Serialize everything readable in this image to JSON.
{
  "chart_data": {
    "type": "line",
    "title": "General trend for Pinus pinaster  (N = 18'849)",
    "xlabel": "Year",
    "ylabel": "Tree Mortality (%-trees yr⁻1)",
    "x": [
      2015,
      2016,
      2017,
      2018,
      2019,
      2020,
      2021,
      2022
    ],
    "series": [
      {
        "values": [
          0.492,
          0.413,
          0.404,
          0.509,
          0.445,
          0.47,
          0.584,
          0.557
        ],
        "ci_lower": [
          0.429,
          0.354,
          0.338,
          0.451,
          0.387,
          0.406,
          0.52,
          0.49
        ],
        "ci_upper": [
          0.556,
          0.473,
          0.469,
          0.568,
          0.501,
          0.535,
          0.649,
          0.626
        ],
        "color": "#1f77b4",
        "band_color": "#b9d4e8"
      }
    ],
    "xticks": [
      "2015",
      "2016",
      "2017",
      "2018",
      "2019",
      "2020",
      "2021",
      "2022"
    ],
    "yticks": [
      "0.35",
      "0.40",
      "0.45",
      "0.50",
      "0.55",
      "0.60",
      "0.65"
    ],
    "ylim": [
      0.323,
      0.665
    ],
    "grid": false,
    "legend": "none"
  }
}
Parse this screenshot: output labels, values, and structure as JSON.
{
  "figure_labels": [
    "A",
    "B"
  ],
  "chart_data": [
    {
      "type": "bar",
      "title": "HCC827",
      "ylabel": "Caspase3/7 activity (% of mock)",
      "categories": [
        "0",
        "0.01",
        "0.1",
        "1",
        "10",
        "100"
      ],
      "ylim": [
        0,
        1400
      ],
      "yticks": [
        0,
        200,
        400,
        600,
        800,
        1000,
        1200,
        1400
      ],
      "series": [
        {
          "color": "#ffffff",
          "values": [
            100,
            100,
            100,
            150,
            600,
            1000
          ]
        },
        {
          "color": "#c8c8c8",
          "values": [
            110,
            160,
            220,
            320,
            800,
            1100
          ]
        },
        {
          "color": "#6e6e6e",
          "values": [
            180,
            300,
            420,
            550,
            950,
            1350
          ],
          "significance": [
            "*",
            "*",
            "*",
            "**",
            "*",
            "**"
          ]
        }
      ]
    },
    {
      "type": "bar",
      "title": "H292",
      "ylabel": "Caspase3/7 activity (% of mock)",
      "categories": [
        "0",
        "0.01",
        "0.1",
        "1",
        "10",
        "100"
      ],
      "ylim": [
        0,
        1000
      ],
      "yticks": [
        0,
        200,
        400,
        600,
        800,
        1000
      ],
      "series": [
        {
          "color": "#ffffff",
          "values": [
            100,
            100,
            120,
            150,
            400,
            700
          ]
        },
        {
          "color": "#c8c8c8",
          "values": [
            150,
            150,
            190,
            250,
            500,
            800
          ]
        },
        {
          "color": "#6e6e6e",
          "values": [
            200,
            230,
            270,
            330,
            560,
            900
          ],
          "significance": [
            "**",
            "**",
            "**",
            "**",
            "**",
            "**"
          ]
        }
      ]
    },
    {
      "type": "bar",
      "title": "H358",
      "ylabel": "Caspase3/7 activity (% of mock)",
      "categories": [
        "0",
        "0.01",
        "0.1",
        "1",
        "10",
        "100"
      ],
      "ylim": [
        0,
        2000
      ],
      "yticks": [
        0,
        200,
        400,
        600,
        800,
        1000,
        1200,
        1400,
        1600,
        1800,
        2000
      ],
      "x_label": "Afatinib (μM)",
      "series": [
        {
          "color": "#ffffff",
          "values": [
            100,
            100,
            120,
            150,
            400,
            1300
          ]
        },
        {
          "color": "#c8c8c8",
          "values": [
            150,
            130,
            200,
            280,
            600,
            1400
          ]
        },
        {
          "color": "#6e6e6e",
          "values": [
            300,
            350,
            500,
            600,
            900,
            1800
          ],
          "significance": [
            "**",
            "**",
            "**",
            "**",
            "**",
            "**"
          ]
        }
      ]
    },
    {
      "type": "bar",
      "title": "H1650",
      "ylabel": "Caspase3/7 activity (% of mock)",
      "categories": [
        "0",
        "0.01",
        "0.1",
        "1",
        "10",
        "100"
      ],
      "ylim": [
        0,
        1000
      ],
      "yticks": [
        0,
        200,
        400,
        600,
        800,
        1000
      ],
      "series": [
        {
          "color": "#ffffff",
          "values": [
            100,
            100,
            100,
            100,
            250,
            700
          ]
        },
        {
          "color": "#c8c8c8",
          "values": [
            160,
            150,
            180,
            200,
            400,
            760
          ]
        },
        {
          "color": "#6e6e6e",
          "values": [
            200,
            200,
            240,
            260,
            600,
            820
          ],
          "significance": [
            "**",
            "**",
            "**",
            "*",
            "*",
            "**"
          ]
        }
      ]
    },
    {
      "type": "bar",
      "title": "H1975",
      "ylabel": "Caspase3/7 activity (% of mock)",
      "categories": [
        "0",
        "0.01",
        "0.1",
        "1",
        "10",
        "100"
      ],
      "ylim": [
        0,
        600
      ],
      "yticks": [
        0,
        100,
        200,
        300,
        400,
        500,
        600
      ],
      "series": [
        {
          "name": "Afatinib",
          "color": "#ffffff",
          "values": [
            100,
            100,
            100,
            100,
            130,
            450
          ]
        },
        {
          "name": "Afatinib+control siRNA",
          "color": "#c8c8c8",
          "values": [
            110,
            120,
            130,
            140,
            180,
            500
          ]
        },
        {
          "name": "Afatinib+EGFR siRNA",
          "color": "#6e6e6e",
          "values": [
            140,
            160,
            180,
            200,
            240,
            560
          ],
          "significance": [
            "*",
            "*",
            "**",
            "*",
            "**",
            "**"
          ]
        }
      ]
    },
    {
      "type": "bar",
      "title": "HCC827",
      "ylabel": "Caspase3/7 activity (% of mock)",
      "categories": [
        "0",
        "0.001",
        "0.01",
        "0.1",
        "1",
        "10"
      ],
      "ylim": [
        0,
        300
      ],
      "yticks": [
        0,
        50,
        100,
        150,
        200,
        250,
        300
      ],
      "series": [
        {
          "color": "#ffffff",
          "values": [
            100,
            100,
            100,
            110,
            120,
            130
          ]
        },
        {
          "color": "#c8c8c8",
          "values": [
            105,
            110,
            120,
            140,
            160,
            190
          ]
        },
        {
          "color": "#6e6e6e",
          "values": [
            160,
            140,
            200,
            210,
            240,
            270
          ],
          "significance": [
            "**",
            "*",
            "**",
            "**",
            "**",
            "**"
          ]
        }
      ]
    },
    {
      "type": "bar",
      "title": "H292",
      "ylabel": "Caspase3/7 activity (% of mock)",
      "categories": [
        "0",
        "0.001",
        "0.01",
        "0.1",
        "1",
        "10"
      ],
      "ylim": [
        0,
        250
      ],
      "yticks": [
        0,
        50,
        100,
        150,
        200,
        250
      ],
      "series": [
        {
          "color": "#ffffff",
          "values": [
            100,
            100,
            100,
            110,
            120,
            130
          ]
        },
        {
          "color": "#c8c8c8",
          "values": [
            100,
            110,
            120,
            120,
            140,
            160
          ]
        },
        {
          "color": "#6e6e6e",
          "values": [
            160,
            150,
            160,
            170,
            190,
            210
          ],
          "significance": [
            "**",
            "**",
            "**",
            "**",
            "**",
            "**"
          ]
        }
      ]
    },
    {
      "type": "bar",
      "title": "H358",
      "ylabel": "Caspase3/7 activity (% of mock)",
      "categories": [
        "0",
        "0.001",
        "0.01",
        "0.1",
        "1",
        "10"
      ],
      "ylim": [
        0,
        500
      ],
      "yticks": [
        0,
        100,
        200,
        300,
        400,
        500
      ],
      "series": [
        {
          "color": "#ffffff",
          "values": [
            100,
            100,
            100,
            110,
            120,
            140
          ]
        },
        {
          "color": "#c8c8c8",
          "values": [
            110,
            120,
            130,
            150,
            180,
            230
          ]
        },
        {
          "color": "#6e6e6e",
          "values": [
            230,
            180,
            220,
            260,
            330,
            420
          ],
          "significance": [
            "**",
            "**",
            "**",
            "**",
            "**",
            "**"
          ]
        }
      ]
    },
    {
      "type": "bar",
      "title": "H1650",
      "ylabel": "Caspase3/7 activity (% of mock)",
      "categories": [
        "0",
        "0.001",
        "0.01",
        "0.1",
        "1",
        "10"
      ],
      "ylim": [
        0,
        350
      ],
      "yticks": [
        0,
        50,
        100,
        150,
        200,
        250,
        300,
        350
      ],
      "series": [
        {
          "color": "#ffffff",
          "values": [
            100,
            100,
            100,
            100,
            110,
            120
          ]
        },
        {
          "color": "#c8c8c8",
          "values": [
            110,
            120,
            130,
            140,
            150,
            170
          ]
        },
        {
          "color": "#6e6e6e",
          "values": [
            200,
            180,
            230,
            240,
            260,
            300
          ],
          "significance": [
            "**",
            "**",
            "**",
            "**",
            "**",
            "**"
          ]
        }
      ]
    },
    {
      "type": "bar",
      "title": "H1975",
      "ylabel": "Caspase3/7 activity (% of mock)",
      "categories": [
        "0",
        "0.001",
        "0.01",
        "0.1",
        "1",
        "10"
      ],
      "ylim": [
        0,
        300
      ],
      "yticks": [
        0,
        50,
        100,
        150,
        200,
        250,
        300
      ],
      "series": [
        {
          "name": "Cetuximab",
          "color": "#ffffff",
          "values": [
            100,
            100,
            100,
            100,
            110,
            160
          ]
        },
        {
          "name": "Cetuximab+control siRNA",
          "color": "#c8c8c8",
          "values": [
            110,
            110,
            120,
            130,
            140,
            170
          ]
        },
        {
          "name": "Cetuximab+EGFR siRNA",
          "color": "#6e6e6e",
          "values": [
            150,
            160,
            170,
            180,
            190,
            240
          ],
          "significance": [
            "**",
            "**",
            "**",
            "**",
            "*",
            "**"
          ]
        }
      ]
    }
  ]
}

## Exercise brief
Count each line with "name" in it and report that figure by itself.

## Reply
6